### [Given problem]
Copy out all lines that hold "seine".

Collection entries:
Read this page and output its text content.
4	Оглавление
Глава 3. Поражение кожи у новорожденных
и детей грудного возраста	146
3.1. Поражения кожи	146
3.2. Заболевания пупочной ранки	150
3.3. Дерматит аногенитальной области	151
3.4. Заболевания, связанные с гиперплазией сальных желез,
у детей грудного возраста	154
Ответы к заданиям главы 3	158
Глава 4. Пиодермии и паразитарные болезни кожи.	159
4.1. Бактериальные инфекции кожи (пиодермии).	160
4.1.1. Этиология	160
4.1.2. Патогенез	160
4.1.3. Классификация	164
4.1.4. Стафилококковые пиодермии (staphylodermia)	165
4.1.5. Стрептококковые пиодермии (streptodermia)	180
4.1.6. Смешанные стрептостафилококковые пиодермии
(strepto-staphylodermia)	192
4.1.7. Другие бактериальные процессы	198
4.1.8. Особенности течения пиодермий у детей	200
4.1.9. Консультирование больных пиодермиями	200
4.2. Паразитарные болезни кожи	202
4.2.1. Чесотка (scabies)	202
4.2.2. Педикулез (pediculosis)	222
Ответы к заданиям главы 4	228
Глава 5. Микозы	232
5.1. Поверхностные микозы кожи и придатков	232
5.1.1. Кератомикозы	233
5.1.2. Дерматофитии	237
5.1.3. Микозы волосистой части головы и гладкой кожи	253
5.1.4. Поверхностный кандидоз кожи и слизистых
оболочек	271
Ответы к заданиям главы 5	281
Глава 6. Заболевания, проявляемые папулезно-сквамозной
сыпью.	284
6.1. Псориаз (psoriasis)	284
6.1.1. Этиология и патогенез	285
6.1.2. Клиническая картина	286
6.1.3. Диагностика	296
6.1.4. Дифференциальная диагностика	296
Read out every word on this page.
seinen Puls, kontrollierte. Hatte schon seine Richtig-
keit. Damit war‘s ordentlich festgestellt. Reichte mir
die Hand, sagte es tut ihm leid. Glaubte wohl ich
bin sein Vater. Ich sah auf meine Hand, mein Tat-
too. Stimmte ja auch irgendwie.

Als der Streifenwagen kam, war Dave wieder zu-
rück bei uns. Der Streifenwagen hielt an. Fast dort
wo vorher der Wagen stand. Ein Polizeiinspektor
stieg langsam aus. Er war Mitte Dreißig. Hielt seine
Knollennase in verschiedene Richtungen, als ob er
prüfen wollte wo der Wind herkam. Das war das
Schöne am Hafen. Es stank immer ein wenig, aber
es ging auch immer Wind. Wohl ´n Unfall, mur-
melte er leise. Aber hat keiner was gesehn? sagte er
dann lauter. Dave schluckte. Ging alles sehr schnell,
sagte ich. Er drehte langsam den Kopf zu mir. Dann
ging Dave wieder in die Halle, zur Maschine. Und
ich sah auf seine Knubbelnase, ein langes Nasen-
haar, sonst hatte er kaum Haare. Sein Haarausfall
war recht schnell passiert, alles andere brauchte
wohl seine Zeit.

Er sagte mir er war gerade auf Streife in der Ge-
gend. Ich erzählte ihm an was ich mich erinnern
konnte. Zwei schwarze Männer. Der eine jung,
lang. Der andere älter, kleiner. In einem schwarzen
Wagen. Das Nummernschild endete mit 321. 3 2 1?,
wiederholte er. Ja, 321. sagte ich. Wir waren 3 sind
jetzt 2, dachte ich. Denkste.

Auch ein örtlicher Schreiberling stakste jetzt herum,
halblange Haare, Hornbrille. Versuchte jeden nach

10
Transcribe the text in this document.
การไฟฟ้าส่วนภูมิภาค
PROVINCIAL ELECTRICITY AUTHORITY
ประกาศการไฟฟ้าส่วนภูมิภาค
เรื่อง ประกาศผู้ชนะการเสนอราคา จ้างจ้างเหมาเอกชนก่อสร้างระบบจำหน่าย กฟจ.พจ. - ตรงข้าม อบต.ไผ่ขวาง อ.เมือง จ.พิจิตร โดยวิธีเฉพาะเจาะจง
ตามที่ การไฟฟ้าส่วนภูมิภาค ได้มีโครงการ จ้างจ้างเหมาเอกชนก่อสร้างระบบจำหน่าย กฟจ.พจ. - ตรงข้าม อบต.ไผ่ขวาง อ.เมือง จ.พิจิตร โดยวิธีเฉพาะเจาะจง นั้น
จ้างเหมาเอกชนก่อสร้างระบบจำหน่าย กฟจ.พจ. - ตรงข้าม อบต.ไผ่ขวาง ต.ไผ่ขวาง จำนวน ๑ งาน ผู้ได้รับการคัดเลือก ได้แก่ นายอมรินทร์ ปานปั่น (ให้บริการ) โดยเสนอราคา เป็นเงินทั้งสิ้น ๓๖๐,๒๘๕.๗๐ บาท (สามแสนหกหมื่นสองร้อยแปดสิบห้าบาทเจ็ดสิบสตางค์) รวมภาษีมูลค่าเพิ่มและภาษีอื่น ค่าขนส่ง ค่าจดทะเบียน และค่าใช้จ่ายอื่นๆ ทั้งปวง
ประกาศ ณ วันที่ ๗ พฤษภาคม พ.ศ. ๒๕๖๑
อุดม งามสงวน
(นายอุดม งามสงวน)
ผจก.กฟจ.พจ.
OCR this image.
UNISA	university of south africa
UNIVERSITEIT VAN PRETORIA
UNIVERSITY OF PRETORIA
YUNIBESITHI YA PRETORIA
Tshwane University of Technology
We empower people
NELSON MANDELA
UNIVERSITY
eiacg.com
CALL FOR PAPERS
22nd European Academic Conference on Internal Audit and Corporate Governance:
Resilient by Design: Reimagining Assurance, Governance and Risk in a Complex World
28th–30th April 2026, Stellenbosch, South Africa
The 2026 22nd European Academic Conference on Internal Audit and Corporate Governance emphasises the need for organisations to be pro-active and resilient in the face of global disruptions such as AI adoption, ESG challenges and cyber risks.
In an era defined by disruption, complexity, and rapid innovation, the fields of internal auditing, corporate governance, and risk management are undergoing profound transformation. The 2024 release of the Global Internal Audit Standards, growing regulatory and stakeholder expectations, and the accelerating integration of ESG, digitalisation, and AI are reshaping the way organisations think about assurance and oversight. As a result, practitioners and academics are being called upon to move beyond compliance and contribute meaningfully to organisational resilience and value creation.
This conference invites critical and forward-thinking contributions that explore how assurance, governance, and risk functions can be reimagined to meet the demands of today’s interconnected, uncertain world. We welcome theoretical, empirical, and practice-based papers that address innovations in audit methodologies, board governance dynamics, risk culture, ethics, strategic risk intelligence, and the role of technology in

### [Answer to the exercise]
seinen Puls, kontrollierte. Hatte schon seine Richtig-
stieg langsam aus. Er war Mitte Dreißig. Hielt seine
ich sah auf seine Knubbelnase, ein langes Nasen-
wohl seine Zeit.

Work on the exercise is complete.